Can you write out the whole listing exactly?

(Recorded data)
────────────────────
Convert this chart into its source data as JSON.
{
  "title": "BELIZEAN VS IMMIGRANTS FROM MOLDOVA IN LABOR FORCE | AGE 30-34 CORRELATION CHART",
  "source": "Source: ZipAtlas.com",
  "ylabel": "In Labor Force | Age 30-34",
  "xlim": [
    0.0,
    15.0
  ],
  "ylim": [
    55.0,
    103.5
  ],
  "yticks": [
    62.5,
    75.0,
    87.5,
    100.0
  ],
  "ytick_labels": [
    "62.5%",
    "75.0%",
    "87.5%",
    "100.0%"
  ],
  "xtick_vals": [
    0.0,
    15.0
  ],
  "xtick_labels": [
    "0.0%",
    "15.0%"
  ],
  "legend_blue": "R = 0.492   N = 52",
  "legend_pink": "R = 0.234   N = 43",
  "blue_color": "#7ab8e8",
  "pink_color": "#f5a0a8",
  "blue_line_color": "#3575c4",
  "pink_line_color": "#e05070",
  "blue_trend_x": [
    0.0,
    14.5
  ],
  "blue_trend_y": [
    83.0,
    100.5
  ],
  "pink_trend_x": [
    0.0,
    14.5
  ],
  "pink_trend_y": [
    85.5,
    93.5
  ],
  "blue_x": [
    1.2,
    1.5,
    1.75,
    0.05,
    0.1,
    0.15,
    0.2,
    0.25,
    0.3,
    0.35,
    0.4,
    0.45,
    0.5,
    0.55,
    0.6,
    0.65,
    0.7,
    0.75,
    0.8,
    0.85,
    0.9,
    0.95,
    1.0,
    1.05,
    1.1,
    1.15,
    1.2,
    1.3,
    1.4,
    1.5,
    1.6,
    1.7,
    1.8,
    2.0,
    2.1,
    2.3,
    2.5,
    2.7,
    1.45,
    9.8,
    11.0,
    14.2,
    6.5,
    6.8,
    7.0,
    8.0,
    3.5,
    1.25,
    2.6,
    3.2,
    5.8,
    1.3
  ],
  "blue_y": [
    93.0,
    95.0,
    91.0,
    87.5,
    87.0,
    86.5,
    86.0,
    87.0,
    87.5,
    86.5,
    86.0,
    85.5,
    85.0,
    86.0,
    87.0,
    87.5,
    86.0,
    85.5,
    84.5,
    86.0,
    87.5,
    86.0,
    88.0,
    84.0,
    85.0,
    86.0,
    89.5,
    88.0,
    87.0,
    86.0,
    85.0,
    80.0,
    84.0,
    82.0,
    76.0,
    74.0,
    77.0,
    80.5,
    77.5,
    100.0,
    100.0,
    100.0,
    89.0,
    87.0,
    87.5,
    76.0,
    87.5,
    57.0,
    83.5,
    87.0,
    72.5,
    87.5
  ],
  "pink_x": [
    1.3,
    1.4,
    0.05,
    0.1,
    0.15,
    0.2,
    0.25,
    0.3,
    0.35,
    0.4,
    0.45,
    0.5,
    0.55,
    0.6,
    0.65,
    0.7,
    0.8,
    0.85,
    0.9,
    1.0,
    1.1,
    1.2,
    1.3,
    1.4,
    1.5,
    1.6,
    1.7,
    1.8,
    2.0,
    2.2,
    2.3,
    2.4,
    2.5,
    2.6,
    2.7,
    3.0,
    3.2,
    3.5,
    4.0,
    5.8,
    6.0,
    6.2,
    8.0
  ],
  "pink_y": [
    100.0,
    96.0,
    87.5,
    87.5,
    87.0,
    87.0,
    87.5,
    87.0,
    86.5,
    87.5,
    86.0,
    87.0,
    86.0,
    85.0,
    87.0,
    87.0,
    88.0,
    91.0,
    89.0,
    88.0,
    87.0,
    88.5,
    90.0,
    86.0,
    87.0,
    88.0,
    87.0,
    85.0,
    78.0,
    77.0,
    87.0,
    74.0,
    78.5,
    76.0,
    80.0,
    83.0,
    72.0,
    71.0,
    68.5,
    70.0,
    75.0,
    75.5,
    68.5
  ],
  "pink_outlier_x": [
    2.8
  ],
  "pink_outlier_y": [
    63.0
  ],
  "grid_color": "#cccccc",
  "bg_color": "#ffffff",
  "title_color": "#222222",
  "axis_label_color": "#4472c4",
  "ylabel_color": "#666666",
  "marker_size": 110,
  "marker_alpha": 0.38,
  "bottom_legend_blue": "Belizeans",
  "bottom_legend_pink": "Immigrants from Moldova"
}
────────────────────
The answer:
Convert this chart into its source data as JSON.
{
  "title": "BELIZEAN VS IMMIGRANTS FROM MOLDOVA IN LABOR FORCE | AGE 30-34 CORRELATION CHART",
  "source": "Source: ZipAtlas.com",
  "ylabel": "In Labor Force | Age 30-34",
  "xlim": [
    0.0,
    15.0
  ],
  "ylim": [
    55.0,
    103.5
  ],
  "yticks": [
    62.5,
    75.0,
    87.5,
    100.0
  ],
  "ytick_labels": [
    "62.5%",
    "75.0%",
    "87.5%",
    "100.0%"
  ],
  "xtick_vals": [
    0.0,
    15.0
  ],
  "xtick_labels": [
    "0.0%",
    "15.0%"
  ],
  "legend_blue": "R = 0.492   N = 52",
  "legend_pink": "R = 0.234   N = 43",
  "blue_color": "#7ab8e8",
  "pink_color": "#f5a0a8",
  "blue_line_color": "#3575c4",
  "pink_line_color": "#e05070",
  "blue_trend_x": [
    0.0,
    14.5
  ],
  "blue_trend_y": [
    83.0,
    100.5
  ],
  "pink_trend_x": [
    0.0,
    14.5
  ],
  "pink_trend_y": [
    85.5,
    93.5
  ],
  "blue_x": [
    1.2,
    1.5,
    1.75,
    0.05,
    0.1,
    0.15,
    0.2,
    0.25,
    0.3,
    0.35,
    0.4,
    0.45,
    0.5,
    0.55,
    0.6,
    0.65,
    0.7,
    0.75,
    0.8,
    0.85,
    0.9,
    0.95,
    1.0,
    1.05,
    1.1,
    1.15,
    1.2,
    1.3,
    1.4,
    1.5,
    1.6,
    1.7,
    1.8,
    2.0,
    2.1,
    2.3,
    2.5,
    2.7,
    1.45,
    9.8,
    11.0,
    14.2,
    6.5,
    6.8,
    7.0,
    8.0,
    3.5,
    1.25,
    2.6,
    3.2,
    5.8,
    1.3
  ],
  "blue_y": [
    93.0,
    95.0,
    91.0,
    87.5,
    87.0,
    86.5,
    86.0,
    87.0,
    87.5,
    86.5,
    86.0,
    85.5,
    85.0,
    86.0,
    87.0,
    87.5,
    86.0,
    85.5,
    84.5,
    86.0,
    87.5,
    86.0,
    88.0,
    84.0,
    85.0,
    86.0,
    89.5,
    88.0,
    87.0,
    86.0,
    85.0,
    80.0,
    84.0,
    82.0,
    76.0,
    74.0,
    77.0,
    80.5,
    77.5,
    100.0,
    100.0,
    100.0,
    89.0,
    87.0,
    87.5,
    76.0,
    87.5,
    57.0,
    83.5,
    87.0,
    72.5,
    87.5
  ],
  "pink_x": [
    1.3,
    1.4,
    0.05,
    0.1,
    0.15,
    0.2,
    0.25,
    0.3,
    0.35,
    0.4,
    0.45,
    0.5,
    0.55,
    0.6,
    0.65,
    0.7,
    0.8,
    0.85,
    0.9,
    1.0,
    1.1,
    1.2,
    1.3,
    1.4,
    1.5,
    1.6,
    1.7,
    1.8,
    2.0,
    2.2,
    2.3,
    2.4,
    2.5,
    2.6,
    2.7,
    3.0,
    3.2,
    3.5,
    4.0,
    5.8,
    6.0,
    6.2,
    8.0
  ],
  "pink_y": [
    100.0,
    96.0,
    87.5,
    87.5,
    87.0,
    87.0,
    87.5,
    87.0,
    86.5,
    87.5,
    86.0,
    87.0,
    86.0,
    85.0,
    87.0,
    87.0,
    88.0,
    91.0,
    89.0,
    88.0,
    87.0,
    88.5,
    90.0,
    86.0,
    87.0,
    88.0,
    87.0,
    85.0,
    78.0,
    77.0,
    87.0,
    74.0,
    78.5,
    76.0,
    80.0,
    83.0,
    72.0,
    71.0,
    68.5,
    70.0,
    75.0,
    75.5,
    68.5
  ],
  "pink_outlier_x": [
    2.8
  ],
  "pink_outlier_y": [
    63.0
  ],
  "grid_color": "#cccccc",
  "bg_color": "#ffffff",
  "title_color": "#222222",
  "axis_label_color": "#4472c4",
  "ylabel_color": "#666666",
  "marker_size": 110,
  "marker_alpha": 0.38,
  "bottom_legend_blue": "Belizeans",
  "bottom_legend_pink": "Immigrants from Moldova"
}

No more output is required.